** BEGIN STORED RECORDS **
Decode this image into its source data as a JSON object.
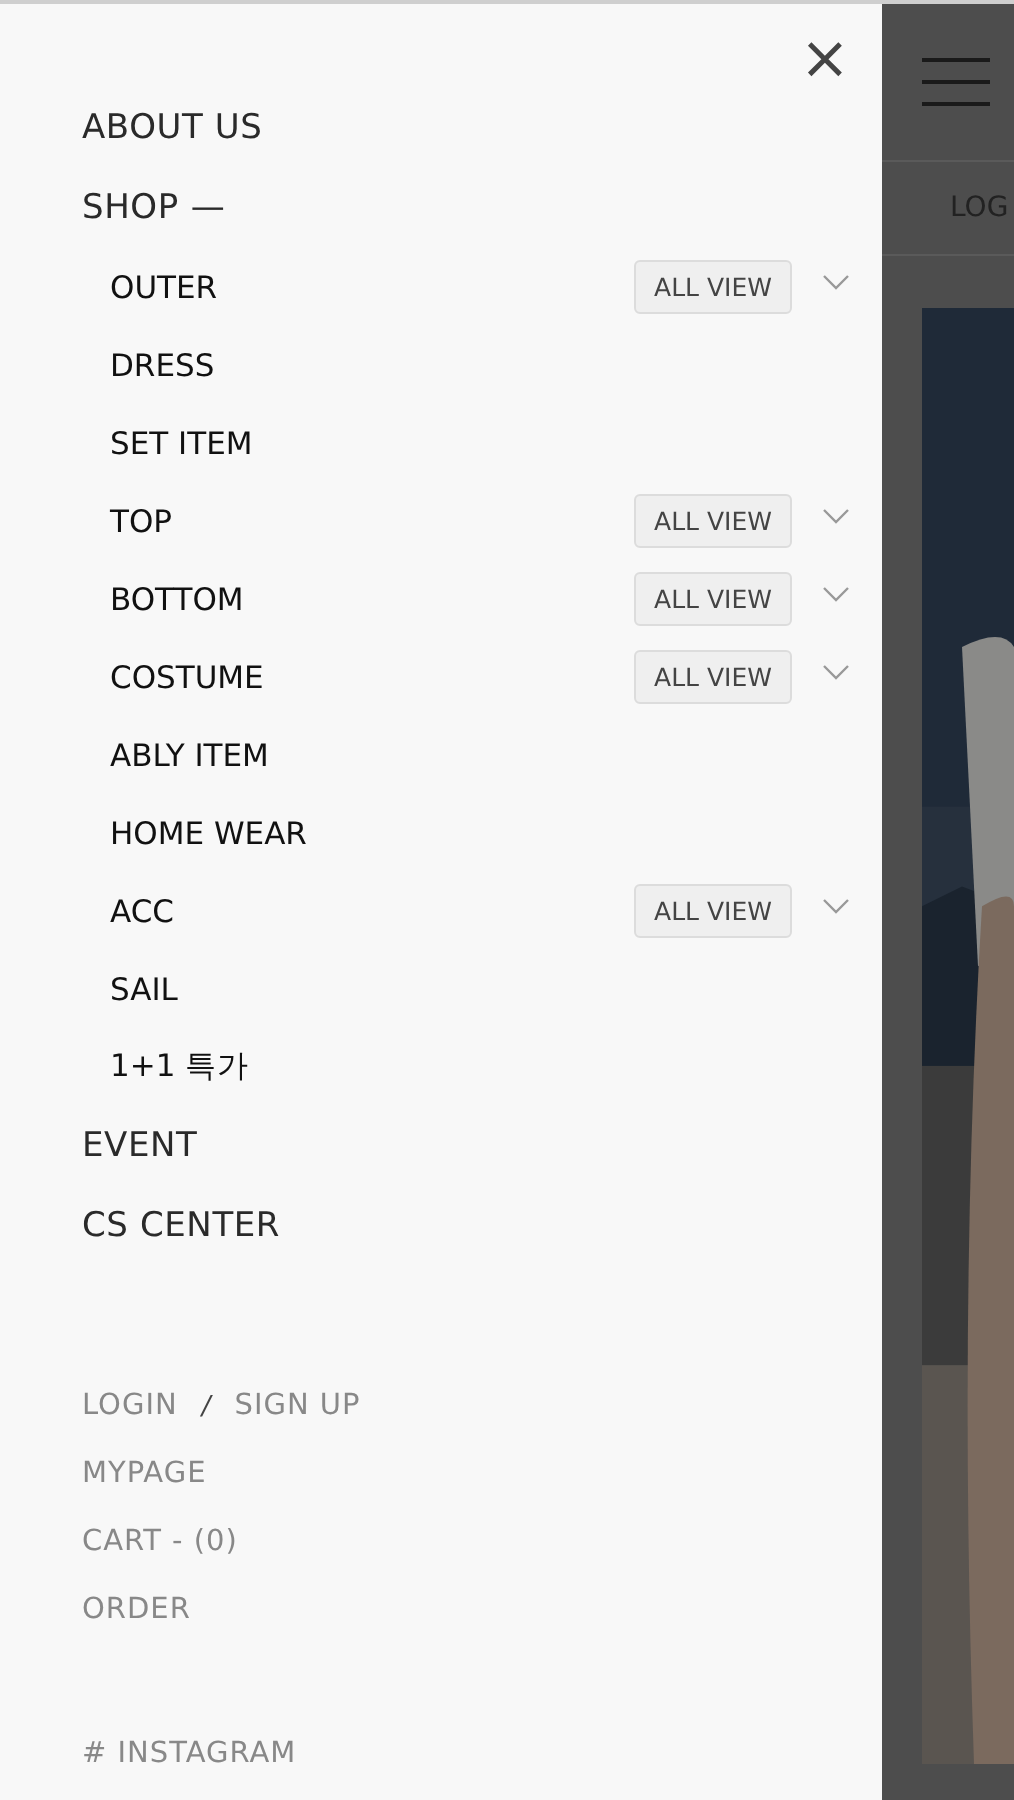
{
  "drawer": {
    "close": "×",
    "menu": [
      {
        "label": "ABOUT US"
      },
      {
        "label": "SHOP",
        "toggle": "—",
        "children": [
          {
            "label": "OUTER",
            "all_view": "ALL VIEW"
          },
          {
            "label": "DRESS"
          },
          {
            "label": "SET ITEM"
          },
          {
            "label": "TOP",
            "all_view": "ALL VIEW"
          },
          {
            "label": "BOTTOM",
            "all_view": "ALL VIEW"
          },
          {
            "label": "COSTUME",
            "all_view": "ALL VIEW"
          },
          {
            "label": "ABLY ITEM"
          },
          {
            "label": "HOME WEAR"
          },
          {
            "label": "ACC",
            "all_view": "ALL VIEW"
          },
          {
            "label": "SAIL"
          },
          {
            "label": "1+1 특가"
          }
        ]
      },
      {
        "label": "EVENT"
      },
      {
        "label": "CS CENTER"
      }
    ],
    "account": {
      "login": "LOGIN",
      "separator": "/",
      "signup": "SIGN UP",
      "links": [
        "MYPAGE",
        "CART - (0)",
        "ORDER"
      ]
    },
    "instagram": "# INSTAGRAM"
  },
  "background_page": {
    "nav_text": "LOG"
  }
}
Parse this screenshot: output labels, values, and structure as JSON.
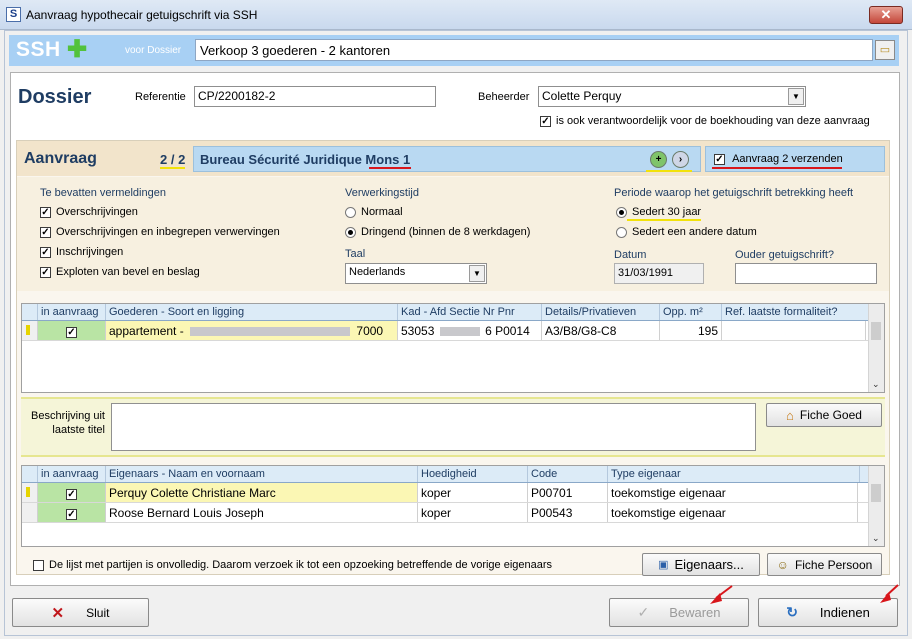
{
  "window": {
    "title": "Aanvraag hypothecair getuigschrift via SSH",
    "close_label": "✕"
  },
  "header": {
    "logo_text": "SSH",
    "voor_dossier_label": "voor Dossier",
    "dossier_value": "Verkoop  3 goederen - 2 kantoren"
  },
  "dossier": {
    "title": "Dossier",
    "referentie_label": "Referentie",
    "referentie_value": "CP/2200182-2",
    "beheerder_label": "Beheerder",
    "beheerder_value": "Colette Perquy",
    "boekhouding_label": "is ook verantwoordelijk voor de boekhouding van deze aanvraag",
    "boekhouding_checked": true
  },
  "aanvraag": {
    "title": "Aanvraag",
    "counter": "2 / 2",
    "bureau": "Bureau Sécurité Juridique Mons 1",
    "verzenden_label": "Aanvraag 2 verzenden",
    "verzenden_checked": true
  },
  "vermeldingen": {
    "title": "Te bevatten vermeldingen",
    "items": [
      {
        "label": "Overschrijvingen",
        "checked": true
      },
      {
        "label": "Overschrijvingen en inbegrepen verwervingen",
        "checked": true
      },
      {
        "label": "Inschrijvingen",
        "checked": true
      },
      {
        "label": "Exploten van bevel en beslag",
        "checked": true
      }
    ]
  },
  "verwerkingstijd": {
    "title": "Verwerkingstijd",
    "options": [
      {
        "label": "Normaal",
        "selected": false
      },
      {
        "label": "Dringend (binnen de 8 werkdagen)",
        "selected": true
      }
    ],
    "taal_label": "Taal",
    "taal_value": "Nederlands"
  },
  "periode": {
    "title": "Periode waarop het getuigschrift betrekking heeft",
    "options": [
      {
        "label": "Sedert 30 jaar",
        "selected": true
      },
      {
        "label": "Sedert een andere datum",
        "selected": false
      }
    ],
    "datum_label": "Datum",
    "datum_value": "31/03/1991",
    "ouder_label": "Ouder getuigschrift?",
    "ouder_value": ""
  },
  "goederen_table": {
    "columns": [
      "in aanvraag",
      "Goederen - Soort en ligging",
      "Kad - Afd Sectie Nr Pnr",
      "Details/Privatieven",
      "Opp. m²",
      "Ref. laatste formaliteit?"
    ],
    "rows": [
      {
        "in_aanvraag": true,
        "goed": "appartement -",
        "goed_suffix": "7000",
        "kad": "53053",
        "kad_suffix": "6 P0014",
        "details": "A3/B8/G8-C8",
        "opp": "195",
        "ref": ""
      }
    ]
  },
  "beschrijving": {
    "label_line1": "Beschrijving uit",
    "label_line2": "laatste titel",
    "value": "",
    "fiche_goed_label": "Fiche Goed"
  },
  "eigenaars_table": {
    "columns": [
      "in aanvraag",
      "Eigenaars - Naam en voornaam",
      "Hoedigheid",
      "Code",
      "Type eigenaar"
    ],
    "rows": [
      {
        "in_aanvraag": true,
        "naam": "Perquy Colette Christiane Marc",
        "hoedigheid": "koper",
        "code": "P00701",
        "type": "toekomstige eigenaar"
      },
      {
        "in_aanvraag": true,
        "naam": "Roose Bernard Louis Joseph",
        "hoedigheid": "koper",
        "code": "P00543",
        "type": "toekomstige eigenaar"
      }
    ]
  },
  "partijen": {
    "label": "De lijst met partijen is onvolledig. Daarom verzoek ik tot een opzoeking betreffende de vorige eigenaars",
    "checked": false,
    "eigenaars_btn": "Eigenaars...",
    "fiche_persoon_btn": "Fiche Persoon"
  },
  "footer": {
    "sluit": "Sluit",
    "bewaren": "Bewaren",
    "indienen": "Indienen"
  },
  "colors": {
    "accent_blue": "#1f3d63",
    "header_blue": "#a8d0f4",
    "plus_green": "#52c23c",
    "annotation_red": "#d8161b"
  }
}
** END STORED RECORDS **
• [PROBLEM DETAILS]: From the listing, extract all text exactly as given and drop any picture.

• [RIGHT ANSWER]:
Decode this image into its source data as a JSON object.
{
  "drawer": {
    "close": "×",
    "menu": [
      {
        "label": "ABOUT US"
      },
      {
        "label": "SHOP",
        "toggle": "—",
        "children": [
          {
            "label": "OUTER",
            "all_view": "ALL VIEW"
          },
          {
            "label": "DRESS"
          },
          {
            "label": "SET ITEM"
          },
          {
            "label": "TOP",
            "all_view": "ALL VIEW"
          },
          {
            "label": "BOTTOM",
            "all_view": "ALL VIEW"
          },
          {
            "label": "COSTUME",
            "all_view": "ALL VIEW"
          },
          {
            "label": "ABLY ITEM"
          },
          {
            "label": "HOME WEAR"
          },
          {
            "label": "ACC",
            "all_view": "ALL VIEW"
          },
          {
            "label": "SAIL"
          },
          {
            "label": "1+1 특가"
          }
        ]
      },
      {
        "label": "EVENT"
      },
      {
        "label": "CS CENTER"
      }
    ],
    "account": {
      "login": "LOGIN",
      "separator": "/",
      "signup": "SIGN UP",
      "links": [
        "MYPAGE",
        "CART - (0)",
        "ORDER"
      ]
    },
    "instagram": "# INSTAGRAM"
  },
  "background_page": {
    "nav_text": "LOG"
  }
}
Parse this screenshot: output labels, values, and structure as JSON.
{
  "window": {
    "title": "Aanvraag hypothecair getuigschrift via SSH",
    "close_label": "✕"
  },
  "header": {
    "logo_text": "SSH",
    "voor_dossier_label": "voor Dossier",
    "dossier_value": "Verkoop  3 goederen - 2 kantoren"
  },
  "dossier": {
    "title": "Dossier",
    "referentie_label": "Referentie",
    "referentie_value": "CP/2200182-2",
    "beheerder_label": "Beheerder",
    "beheerder_value": "Colette Perquy",
    "boekhouding_label": "is ook verantwoordelijk voor de boekhouding van deze aanvraag",
    "boekhouding_checked": true
  },
  "aanvraag": {
    "title": "Aanvraag",
    "counter": "2 / 2",
    "bureau": "Bureau Sécurité Juridique Mons 1",
    "verzenden_label": "Aanvraag 2 verzenden",
    "verzenden_checked": true
  },
  "vermeldingen": {
    "title": "Te bevatten vermeldingen",
    "items": [
      {
        "label": "Overschrijvingen",
        "checked": true
      },
      {
        "label": "Overschrijvingen en inbegrepen verwervingen",
        "checked": true
      },
      {
        "label": "Inschrijvingen",
        "checked": true
      },
      {
        "label": "Exploten van bevel en beslag",
        "checked": true
      }
    ]
  },
  "verwerkingstijd": {
    "title": "Verwerkingstijd",
    "options": [
      {
        "label": "Normaal",
        "selected": false
      },
      {
        "label": "Dringend (binnen de 8 werkdagen)",
        "selected": true
      }
    ],
    "taal_label": "Taal",
    "taal_value": "Nederlands"
  },
  "periode": {
    "title": "Periode waarop het getuigschrift betrekking heeft",
    "options": [
      {
        "label": "Sedert 30 jaar",
        "selected": true
      },
      {
        "label": "Sedert een andere datum",
        "selected": false
      }
    ],
    "datum_label": "Datum",
    "datum_value": "31/03/1991",
    "ouder_label": "Ouder getuigschrift?",
    "ouder_value": ""
  },
  "goederen_table": {
    "columns": [
      "in aanvraag",
      "Goederen - Soort en ligging",
      "Kad - Afd Sectie Nr Pnr",
      "Details/Privatieven",
      "Opp. m²",
      "Ref. laatste formaliteit?"
    ],
    "rows": [
      {
        "in_aanvraag": true,
        "goed": "appartement -",
        "goed_suffix": "7000",
        "kad": "53053",
        "kad_suffix": "6 P0014",
        "details": "A3/B8/G8-C8",
        "opp": "195",
        "ref": ""
      }
    ]
  },
  "beschrijving": {
    "label_line1": "Beschrijving uit",
    "label_line2": "laatste titel",
    "value": "",
    "fiche_goed_label": "Fiche Goed"
  },
  "eigenaars_table": {
    "columns": [
      "in aanvraag",
      "Eigenaars - Naam en voornaam",
      "Hoedigheid",
      "Code",
      "Type eigenaar"
    ],
    "rows": [
      {
        "in_aanvraag": true,
        "naam": "Perquy Colette Christiane Marc",
        "hoedigheid": "koper",
        "code": "P00701",
        "type": "toekomstige eigenaar"
      },
      {
        "in_aanvraag": true,
        "naam": "Roose Bernard Louis Joseph",
        "hoedigheid": "koper",
        "code": "P00543",
        "type": "toekomstige eigenaar"
      }
    ]
  },
  "partijen": {
    "label": "De lijst met partijen is onvolledig. Daarom verzoek ik tot een opzoeking betreffende de vorige eigenaars",
    "checked": false,
    "eigenaars_btn": "Eigenaars...",
    "fiche_persoon_btn": "Fiche Persoon"
  },
  "footer": {
    "sluit": "Sluit",
    "bewaren": "Bewaren",
    "indienen": "Indienen"
  },
  "colors": {
    "accent_blue": "#1f3d63",
    "header_blue": "#a8d0f4",
    "plus_green": "#52c23c",
    "annotation_red": "#d8161b"
  }
}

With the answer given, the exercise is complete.